* BEGIN Supplied entries *
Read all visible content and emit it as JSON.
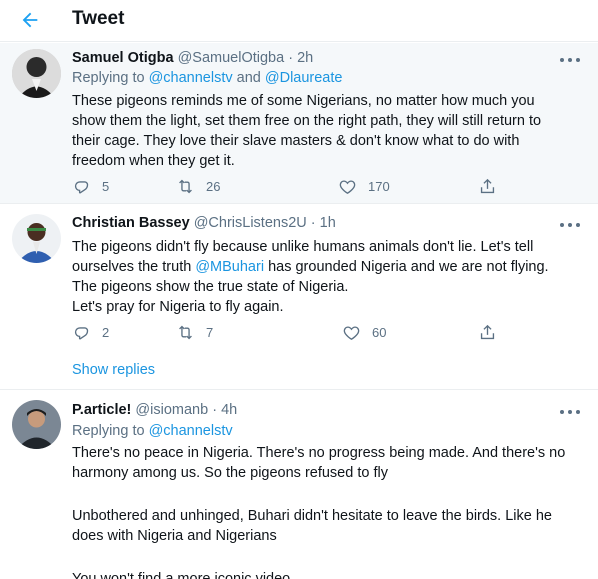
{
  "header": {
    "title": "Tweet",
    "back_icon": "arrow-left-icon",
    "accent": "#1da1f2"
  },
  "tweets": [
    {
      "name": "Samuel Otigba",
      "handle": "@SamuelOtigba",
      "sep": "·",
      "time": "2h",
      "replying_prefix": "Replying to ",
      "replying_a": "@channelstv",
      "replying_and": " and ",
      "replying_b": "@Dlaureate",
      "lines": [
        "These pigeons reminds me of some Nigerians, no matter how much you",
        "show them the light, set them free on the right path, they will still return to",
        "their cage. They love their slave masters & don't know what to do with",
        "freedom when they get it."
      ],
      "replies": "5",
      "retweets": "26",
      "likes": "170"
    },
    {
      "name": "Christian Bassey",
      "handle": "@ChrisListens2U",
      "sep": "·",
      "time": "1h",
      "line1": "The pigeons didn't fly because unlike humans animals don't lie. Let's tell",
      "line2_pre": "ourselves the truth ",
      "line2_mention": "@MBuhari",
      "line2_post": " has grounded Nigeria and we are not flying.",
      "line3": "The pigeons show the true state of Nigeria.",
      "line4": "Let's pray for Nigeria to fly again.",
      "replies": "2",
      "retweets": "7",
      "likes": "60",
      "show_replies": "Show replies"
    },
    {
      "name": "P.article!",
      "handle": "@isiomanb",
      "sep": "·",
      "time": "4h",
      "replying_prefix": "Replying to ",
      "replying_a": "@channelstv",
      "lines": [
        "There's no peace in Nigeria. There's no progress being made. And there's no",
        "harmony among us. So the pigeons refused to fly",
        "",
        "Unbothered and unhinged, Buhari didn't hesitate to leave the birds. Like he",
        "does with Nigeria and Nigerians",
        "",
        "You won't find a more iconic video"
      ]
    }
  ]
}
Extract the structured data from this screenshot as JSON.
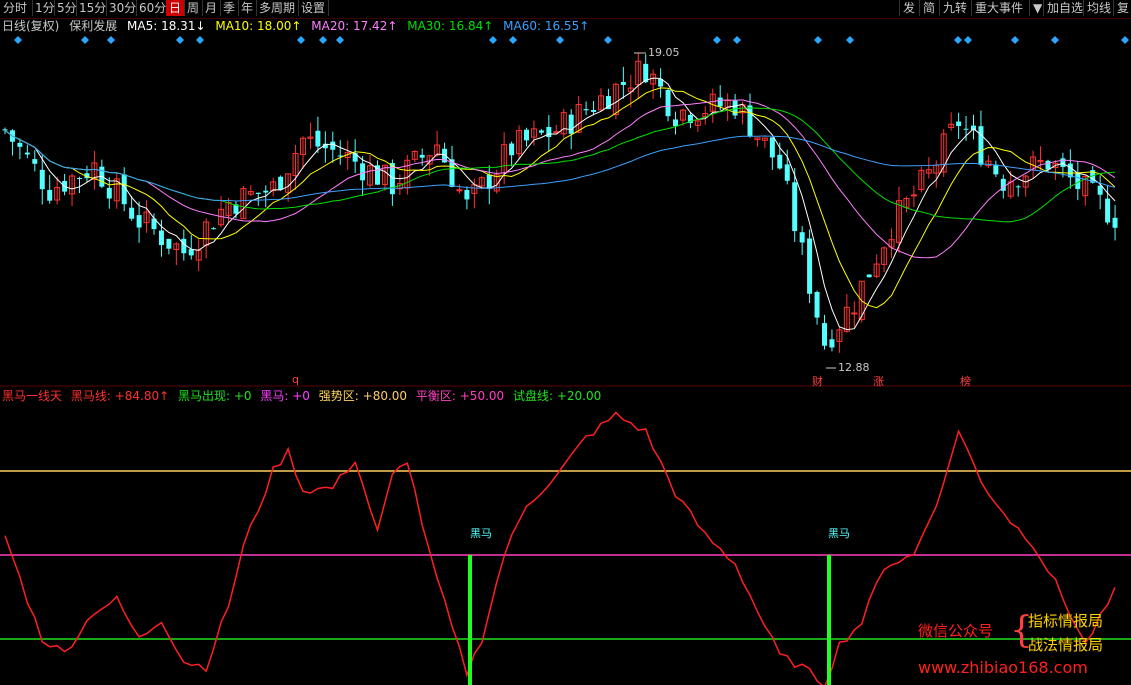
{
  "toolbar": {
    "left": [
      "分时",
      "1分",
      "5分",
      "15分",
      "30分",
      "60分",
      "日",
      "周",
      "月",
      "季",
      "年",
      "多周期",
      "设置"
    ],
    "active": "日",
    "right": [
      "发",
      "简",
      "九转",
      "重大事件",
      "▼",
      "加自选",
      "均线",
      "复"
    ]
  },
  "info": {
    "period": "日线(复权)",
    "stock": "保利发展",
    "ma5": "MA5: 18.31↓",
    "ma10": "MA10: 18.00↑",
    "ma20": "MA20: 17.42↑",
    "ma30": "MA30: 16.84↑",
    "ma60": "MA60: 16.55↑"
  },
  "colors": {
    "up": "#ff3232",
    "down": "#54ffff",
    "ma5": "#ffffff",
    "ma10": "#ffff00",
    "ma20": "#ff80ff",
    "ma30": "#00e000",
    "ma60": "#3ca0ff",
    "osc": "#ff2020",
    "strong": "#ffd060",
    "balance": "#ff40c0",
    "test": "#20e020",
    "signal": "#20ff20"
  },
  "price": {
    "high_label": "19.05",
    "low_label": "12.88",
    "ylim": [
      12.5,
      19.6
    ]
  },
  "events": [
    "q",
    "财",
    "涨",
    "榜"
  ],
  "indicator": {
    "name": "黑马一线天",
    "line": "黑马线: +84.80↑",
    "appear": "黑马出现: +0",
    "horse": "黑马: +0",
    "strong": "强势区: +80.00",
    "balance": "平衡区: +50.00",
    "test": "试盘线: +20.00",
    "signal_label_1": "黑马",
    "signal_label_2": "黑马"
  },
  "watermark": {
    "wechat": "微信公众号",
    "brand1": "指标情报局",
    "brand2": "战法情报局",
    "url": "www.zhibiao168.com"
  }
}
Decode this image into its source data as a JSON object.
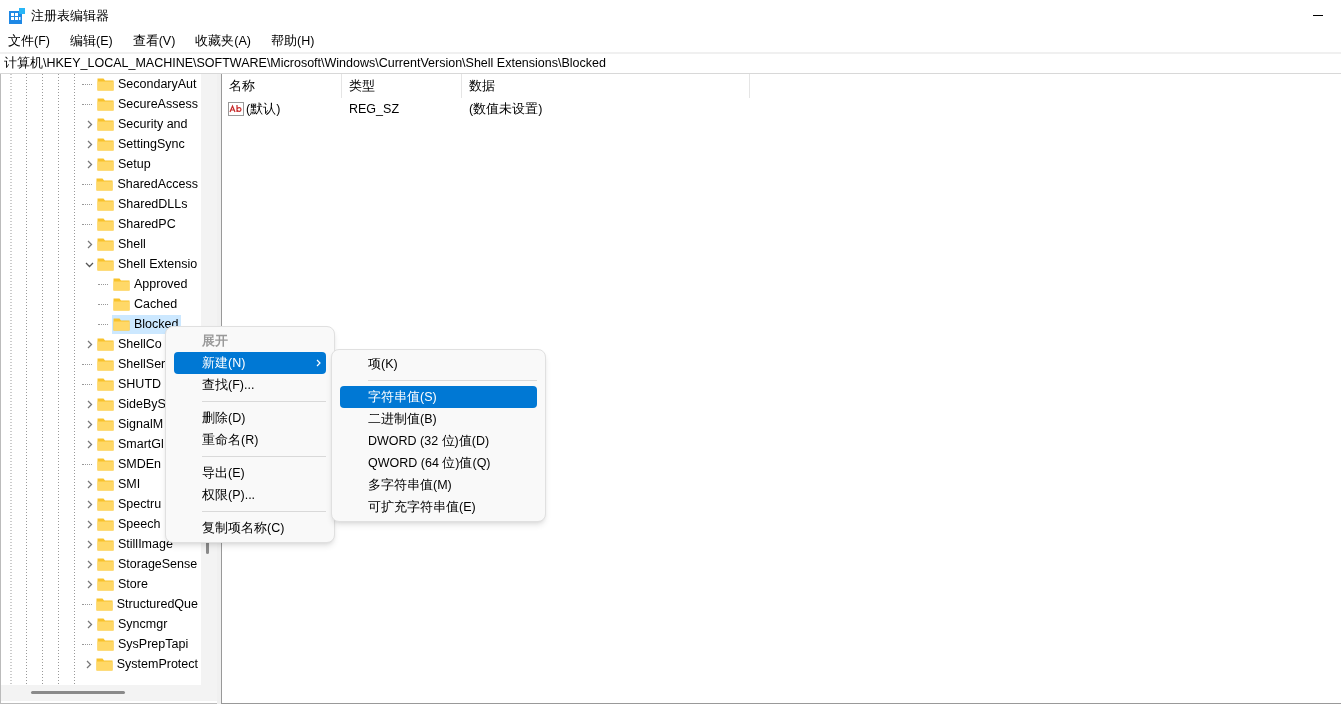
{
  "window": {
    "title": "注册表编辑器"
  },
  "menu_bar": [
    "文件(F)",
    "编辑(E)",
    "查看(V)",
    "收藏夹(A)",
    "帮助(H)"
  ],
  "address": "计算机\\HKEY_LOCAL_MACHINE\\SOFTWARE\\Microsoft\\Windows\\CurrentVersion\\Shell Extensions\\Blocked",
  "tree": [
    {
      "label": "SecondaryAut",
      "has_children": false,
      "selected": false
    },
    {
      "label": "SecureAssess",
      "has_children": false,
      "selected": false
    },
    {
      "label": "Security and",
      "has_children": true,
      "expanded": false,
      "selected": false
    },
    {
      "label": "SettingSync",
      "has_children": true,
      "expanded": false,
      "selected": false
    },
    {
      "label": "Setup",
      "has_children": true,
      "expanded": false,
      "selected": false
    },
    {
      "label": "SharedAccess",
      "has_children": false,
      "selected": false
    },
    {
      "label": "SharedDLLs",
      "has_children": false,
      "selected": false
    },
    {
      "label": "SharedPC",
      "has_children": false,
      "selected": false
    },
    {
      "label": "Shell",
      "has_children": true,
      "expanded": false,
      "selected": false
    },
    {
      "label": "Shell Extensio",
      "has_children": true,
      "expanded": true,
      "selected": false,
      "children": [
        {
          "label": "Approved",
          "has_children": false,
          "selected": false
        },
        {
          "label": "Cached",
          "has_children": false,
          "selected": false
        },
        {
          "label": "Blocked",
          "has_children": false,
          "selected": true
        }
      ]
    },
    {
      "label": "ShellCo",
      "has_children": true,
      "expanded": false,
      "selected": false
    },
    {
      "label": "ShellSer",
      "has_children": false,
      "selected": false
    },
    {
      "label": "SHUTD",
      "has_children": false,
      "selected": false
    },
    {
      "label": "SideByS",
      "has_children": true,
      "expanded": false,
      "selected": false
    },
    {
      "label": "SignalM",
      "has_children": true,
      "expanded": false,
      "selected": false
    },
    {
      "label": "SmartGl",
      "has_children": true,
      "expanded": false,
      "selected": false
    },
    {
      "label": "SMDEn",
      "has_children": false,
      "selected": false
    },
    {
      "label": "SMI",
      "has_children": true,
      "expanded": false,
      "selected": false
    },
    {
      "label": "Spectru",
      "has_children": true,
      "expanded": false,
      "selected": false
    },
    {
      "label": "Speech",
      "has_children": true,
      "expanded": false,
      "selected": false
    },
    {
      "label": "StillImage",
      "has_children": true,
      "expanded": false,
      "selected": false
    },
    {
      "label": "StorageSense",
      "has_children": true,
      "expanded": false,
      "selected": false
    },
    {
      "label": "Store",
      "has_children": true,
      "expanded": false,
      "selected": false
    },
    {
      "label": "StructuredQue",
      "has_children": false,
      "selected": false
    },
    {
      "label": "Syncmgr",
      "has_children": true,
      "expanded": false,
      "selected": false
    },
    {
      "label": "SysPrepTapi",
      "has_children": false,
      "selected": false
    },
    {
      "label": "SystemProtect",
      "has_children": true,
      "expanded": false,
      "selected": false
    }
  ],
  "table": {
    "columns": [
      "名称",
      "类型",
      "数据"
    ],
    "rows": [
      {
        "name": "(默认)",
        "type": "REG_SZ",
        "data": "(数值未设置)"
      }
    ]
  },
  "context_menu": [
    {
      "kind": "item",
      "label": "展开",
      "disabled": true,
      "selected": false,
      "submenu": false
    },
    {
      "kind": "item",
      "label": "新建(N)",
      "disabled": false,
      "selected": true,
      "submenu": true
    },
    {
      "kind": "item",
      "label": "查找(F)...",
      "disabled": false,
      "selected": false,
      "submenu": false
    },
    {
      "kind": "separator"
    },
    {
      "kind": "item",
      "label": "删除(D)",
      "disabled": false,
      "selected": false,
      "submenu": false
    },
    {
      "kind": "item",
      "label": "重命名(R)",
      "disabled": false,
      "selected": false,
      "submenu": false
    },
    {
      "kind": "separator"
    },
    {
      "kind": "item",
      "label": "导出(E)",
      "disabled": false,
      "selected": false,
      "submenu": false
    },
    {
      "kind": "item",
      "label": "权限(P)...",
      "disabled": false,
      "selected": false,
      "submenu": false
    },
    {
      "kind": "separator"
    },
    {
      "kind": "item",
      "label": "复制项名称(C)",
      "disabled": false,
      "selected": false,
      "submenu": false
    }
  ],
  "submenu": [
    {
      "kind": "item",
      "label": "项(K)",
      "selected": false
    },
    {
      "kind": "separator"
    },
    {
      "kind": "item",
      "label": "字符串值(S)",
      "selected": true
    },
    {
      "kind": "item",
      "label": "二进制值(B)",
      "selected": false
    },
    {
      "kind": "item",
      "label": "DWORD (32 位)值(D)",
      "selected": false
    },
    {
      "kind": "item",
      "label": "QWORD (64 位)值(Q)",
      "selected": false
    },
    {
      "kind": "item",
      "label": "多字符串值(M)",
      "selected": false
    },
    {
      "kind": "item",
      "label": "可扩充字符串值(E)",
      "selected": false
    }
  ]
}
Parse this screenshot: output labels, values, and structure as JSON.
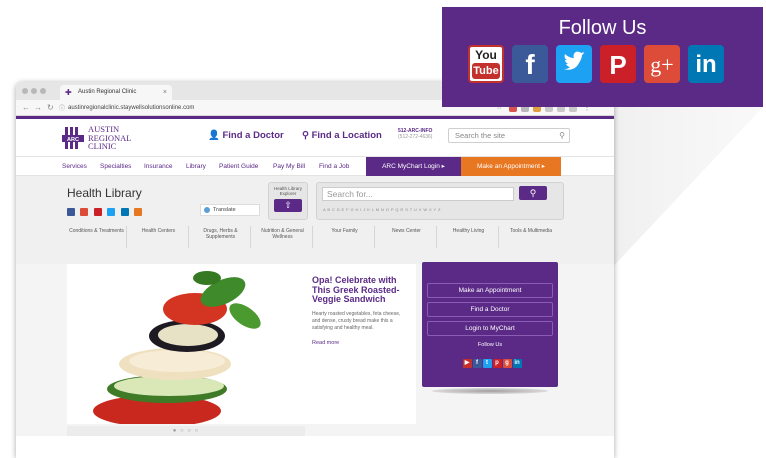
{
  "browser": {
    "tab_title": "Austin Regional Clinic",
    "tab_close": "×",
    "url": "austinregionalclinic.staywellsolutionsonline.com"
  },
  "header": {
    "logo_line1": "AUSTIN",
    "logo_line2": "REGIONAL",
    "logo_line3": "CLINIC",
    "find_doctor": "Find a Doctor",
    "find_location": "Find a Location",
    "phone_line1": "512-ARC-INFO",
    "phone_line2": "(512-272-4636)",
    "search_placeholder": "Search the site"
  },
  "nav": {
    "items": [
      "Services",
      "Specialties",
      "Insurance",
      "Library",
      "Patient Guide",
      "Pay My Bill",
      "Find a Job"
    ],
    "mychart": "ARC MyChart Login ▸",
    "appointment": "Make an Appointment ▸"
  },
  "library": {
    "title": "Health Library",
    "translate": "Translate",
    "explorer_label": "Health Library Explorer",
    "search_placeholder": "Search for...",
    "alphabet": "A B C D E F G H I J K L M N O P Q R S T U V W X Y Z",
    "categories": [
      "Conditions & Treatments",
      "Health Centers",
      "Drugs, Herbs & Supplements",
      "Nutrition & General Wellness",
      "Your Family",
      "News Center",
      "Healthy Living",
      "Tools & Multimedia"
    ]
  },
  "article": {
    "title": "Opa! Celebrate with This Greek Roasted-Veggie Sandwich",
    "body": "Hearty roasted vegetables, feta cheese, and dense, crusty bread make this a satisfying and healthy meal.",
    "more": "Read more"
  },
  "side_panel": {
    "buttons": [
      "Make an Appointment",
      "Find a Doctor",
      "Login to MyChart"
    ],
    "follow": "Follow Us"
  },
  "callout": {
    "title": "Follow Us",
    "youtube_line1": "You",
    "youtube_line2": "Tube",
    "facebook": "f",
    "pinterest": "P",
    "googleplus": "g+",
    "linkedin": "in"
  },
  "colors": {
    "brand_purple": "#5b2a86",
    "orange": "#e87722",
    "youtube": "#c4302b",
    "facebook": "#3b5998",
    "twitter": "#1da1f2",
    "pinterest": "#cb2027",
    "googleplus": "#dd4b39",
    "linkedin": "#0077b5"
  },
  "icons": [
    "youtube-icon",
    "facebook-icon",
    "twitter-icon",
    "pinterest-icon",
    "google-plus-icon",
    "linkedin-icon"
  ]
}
* END Supplied entries *
Prompt: Copy out all lines that carry the word "data".

Full response:
Extract the structured data from this screenshot as JSON.
Decode this image into its source data as a JSON object.
        "data": "(数值未设置)"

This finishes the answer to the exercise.